WORK INSTRUCTIONS: Copy out the full passage on arteriolar cGMP signaling word for word.

PASSAGE TO READ:
<<<<

Arteriolar GMP signaling revealed by FRET-based real-time measurement in vivo

cGMP evokes arteriolar vasorelaxation and is generated in smooth muscle by the soluble guanylyl cyclase (sGC) stimulated by endothelial NO. Phosphodiesterases (PDEs) degrade cGMP and may contribute in diameter regulation. We examined arteriolar cGMP levels in real-time in vivo upon NO and acetylcholine (ACh) and effects of PDE inhibition. Changes in cGMP were measured by FRET using the indicator protein cGi500. Arterioles in the cremaster muscle of anesthetized mice expressing cGi500 were exposed for imaging. They were stimulated with various NO donors (DEA/NO, SNP, SNAP) and ACh with or without PDE inhibition (non-specific: IBMX; PDE-5 specific: sildenafil). Furthermore, dilations induced by ACh and SNP were studied in sGC-deficient mice. DEA/NO and SNAP led to a fast, concentration-dependent rise of fluorescence ratio of cGi500 (by 4.0% at 10M), that declined on removal slowly. These ratio changes indicated cGMP increases as verified by inhibition of the sGC using ODQ. PDE inhibition increased cGMP levels slowly despite NO synthase inhibition. However, it did not amplify NO-induced ratio increases, but the decline after drug removal was decelerated. Interestingly, ACh did not modify cGMP levels and dilations were not impaired in sGC-deficient mice. FRET-based imaging allows reliable real-time assessment of arteriolar cGMP levels in vivo. PDE activity does not limit the amplitude, but the duration of cGMP signaling after stimulation. Furthermore, we conclude that ACh does not release endothelial NO in murine arterioles. Preliminary experiments demonstrate that simultaneous measurement of cGMP and diameter is feasible using mice with expression of cGi500 in smooth muscle cells.

>>>>

Saved items:

<<<<

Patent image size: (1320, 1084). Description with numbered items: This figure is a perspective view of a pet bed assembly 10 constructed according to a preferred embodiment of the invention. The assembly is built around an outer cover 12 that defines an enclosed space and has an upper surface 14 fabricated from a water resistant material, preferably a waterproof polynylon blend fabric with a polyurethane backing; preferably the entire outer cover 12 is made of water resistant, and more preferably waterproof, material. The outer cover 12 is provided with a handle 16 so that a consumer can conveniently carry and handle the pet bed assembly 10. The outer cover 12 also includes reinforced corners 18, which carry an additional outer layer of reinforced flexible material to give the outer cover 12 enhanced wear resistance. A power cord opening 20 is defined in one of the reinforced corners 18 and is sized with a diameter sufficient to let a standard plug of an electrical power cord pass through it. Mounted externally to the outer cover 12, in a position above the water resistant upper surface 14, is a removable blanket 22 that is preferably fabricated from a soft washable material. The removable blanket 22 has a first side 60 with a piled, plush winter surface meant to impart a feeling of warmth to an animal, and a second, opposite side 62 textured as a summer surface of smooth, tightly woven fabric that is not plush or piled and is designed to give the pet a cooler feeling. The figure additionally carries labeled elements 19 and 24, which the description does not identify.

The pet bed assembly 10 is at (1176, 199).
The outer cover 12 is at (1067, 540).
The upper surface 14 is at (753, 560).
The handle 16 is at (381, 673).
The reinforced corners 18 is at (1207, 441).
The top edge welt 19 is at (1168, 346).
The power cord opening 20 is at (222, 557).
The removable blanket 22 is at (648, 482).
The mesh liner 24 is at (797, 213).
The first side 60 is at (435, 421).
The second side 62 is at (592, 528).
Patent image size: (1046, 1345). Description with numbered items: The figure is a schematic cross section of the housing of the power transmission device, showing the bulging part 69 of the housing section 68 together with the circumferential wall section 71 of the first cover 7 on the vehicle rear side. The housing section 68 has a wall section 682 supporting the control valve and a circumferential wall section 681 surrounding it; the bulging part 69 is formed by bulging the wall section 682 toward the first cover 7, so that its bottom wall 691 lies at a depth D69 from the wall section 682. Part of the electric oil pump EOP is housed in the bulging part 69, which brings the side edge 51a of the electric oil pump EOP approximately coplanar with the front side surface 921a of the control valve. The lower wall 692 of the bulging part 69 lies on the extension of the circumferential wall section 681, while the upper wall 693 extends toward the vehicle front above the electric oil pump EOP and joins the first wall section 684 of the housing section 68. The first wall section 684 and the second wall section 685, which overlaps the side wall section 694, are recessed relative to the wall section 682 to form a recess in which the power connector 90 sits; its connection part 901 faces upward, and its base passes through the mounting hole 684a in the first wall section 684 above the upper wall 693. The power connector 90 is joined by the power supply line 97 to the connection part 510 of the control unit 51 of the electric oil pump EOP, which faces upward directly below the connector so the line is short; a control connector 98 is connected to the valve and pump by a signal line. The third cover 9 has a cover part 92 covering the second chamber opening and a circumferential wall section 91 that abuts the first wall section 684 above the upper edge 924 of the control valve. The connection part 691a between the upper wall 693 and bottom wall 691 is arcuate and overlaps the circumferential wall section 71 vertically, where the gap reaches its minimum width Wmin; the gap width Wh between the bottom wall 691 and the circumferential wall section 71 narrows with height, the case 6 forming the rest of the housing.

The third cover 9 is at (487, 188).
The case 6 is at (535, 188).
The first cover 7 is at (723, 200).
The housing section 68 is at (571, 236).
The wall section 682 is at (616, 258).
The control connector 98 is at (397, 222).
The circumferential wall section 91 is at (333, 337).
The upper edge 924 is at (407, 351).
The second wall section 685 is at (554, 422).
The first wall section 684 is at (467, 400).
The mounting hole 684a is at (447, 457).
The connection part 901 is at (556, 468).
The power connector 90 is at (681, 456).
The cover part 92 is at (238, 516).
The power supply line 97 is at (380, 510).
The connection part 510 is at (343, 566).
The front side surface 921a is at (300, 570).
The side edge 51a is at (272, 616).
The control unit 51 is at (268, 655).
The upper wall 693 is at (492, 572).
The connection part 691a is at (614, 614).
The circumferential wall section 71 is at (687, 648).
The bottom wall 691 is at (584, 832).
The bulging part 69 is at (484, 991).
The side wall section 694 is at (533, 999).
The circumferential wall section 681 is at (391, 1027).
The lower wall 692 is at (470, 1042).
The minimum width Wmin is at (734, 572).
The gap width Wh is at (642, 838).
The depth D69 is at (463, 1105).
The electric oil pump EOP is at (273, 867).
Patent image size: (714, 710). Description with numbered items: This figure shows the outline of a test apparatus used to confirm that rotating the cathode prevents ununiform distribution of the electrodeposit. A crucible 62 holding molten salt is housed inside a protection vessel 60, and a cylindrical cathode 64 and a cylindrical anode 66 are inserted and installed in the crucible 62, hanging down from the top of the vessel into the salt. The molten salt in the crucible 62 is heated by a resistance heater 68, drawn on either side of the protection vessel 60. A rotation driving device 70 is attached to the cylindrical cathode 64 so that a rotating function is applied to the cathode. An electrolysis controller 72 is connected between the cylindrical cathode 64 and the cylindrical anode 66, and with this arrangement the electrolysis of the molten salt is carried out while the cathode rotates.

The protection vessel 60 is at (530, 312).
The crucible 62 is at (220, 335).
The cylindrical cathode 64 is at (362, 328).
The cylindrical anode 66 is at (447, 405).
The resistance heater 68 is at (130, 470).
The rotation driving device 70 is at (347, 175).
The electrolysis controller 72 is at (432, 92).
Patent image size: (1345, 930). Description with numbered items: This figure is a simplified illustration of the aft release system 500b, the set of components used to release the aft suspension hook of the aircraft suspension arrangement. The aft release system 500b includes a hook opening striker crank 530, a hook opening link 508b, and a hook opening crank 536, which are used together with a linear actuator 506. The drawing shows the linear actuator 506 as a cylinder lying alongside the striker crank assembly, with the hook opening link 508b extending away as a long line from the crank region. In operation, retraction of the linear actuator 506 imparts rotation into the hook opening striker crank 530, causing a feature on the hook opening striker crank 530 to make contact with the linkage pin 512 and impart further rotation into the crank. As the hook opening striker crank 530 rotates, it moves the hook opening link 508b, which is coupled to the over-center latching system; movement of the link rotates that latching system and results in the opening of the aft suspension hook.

>>>>

PROBLEM SOLUTION:
Arteriolar GMP signaling revealed by FRET-based real-time measurement in vivo

cGMP evokes arteriolar vasorelaxation and is generated in smooth muscle by the soluble guanylyl cyclase (sGC) stimulated by endothelial NO. Phosphodiesterases (PDEs) degrade cGMP and may contribute in diameter regulation. We examined arteriolar cGMP levels in real-time in vivo upon NO and acetylcholine (ACh) and effects of PDE inhibition. Changes in cGMP were measured by FRET using the indicator protein cGi500. Arterioles in the cremaster muscle of anesthetized mice expressing cGi500 were exposed for imaging. They were stimulated with various NO donors (DEA/NO, SNP, SNAP) and ACh with or without PDE inhibition (non-specific: IBMX; PDE-5 specific: sildenafil). Furthermore, dilations induced by ACh and SNP were studied in sGC-deficient mice. DEA/NO and SNAP led to a fast, concentration-dependent rise of fluorescence ratio of cGi500 (by 4.0% at 10M), that declined on removal slowly. These ratio changes indicated cGMP increases as verified by inhibition of the sGC using ODQ. PDE inhibition increased cGMP levels slowly despite NO synthase inhibition. However, it did not amplify NO-induced ratio increases, but the decline after drug removal was decelerated. Interestingly, ACh did not modify cGMP levels and dilations were not impaired in sGC-deficient mice. FRET-based imaging allows reliable real-time assessment of arteriolar cGMP levels in vivo. PDE activity does not limit the amplitude, but the duration of cGMP signaling after stimulation. Furthermore, we conclude that ACh does not release endothelial NO in murine arterioles. Preliminary experiments demonstrate that simultaneous measurement of cGMP and diameter is feasible using mice with expression of cGi500 in smooth muscle cells.